▶ _TASK_
Output all lines exactly, with nothing added or dropped.

▶ _PROVIDED DATA_
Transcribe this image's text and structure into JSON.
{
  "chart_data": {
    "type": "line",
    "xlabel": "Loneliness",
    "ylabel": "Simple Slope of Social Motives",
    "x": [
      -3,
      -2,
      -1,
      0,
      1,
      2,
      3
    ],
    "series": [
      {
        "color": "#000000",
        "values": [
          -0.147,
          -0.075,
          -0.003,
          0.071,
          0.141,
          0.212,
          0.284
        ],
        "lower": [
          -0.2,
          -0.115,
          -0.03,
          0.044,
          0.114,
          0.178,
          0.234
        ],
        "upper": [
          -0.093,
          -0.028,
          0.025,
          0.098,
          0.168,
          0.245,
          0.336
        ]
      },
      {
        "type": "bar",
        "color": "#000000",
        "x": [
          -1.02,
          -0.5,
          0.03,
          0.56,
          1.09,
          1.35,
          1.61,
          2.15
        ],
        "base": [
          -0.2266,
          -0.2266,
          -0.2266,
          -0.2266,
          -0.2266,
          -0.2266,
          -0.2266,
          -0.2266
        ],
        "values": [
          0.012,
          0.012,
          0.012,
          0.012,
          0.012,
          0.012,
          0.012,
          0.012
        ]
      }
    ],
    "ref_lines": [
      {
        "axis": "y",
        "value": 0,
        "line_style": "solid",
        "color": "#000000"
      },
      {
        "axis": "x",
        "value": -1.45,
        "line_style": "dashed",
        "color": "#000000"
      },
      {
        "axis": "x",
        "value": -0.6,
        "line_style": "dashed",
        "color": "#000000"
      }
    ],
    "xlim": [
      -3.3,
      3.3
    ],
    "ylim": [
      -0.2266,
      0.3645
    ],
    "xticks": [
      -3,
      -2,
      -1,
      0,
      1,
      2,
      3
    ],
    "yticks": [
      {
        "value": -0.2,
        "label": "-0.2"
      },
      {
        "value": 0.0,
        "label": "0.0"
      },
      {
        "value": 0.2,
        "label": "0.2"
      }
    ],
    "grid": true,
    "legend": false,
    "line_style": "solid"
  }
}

▶ _WORKED ANSWER_
Transcribe this image's text and structure into JSON.
{
  "chart_data": {
    "type": "line",
    "xlabel": "Loneliness",
    "ylabel": "Simple Slope of Social Motives",
    "x": [
      -3,
      -2,
      -1,
      0,
      1,
      2,
      3
    ],
    "series": [
      {
        "color": "#000000",
        "values": [
          -0.147,
          -0.075,
          -0.003,
          0.071,
          0.141,
          0.212,
          0.284
        ],
        "lower": [
          -0.2,
          -0.115,
          -0.03,
          0.044,
          0.114,
          0.178,
          0.234
        ],
        "upper": [
          -0.093,
          -0.028,
          0.025,
          0.098,
          0.168,
          0.245,
          0.336
        ]
      },
      {
        "type": "bar",
        "color": "#000000",
        "x": [
          -1.02,
          -0.5,
          0.03,
          0.56,
          1.09,
          1.35,
          1.61,
          2.15
        ],
        "base": [
          -0.2266,
          -0.2266,
          -0.2266,
          -0.2266,
          -0.2266,
          -0.2266,
          -0.2266,
          -0.2266
        ],
        "values": [
          0.012,
          0.012,
          0.012,
          0.012,
          0.012,
          0.012,
          0.012,
          0.012
        ]
      }
    ],
    "ref_lines": [
      {
        "axis": "y",
        "value": 0,
        "line_style": "solid",
        "color": "#000000"
      },
      {
        "axis": "x",
        "value": -1.45,
        "line_style": "dashed",
        "color": "#000000"
      },
      {
        "axis": "x",
        "value": -0.6,
        "line_style": "dashed",
        "color": "#000000"
      }
    ],
    "xlim": [
      -3.3,
      3.3
    ],
    "ylim": [
      -0.2266,
      0.3645
    ],
    "xticks": [
      -3,
      -2,
      -1,
      0,
      1,
      2,
      3
    ],
    "yticks": [
      {
        "value": -0.2,
        "label": "-0.2"
      },
      {
        "value": 0.0,
        "label": "0.0"
      },
      {
        "value": 0.2,
        "label": "0.2"
      }
    ],
    "grid": true,
    "legend": false,
    "line_style": "solid"
  }
}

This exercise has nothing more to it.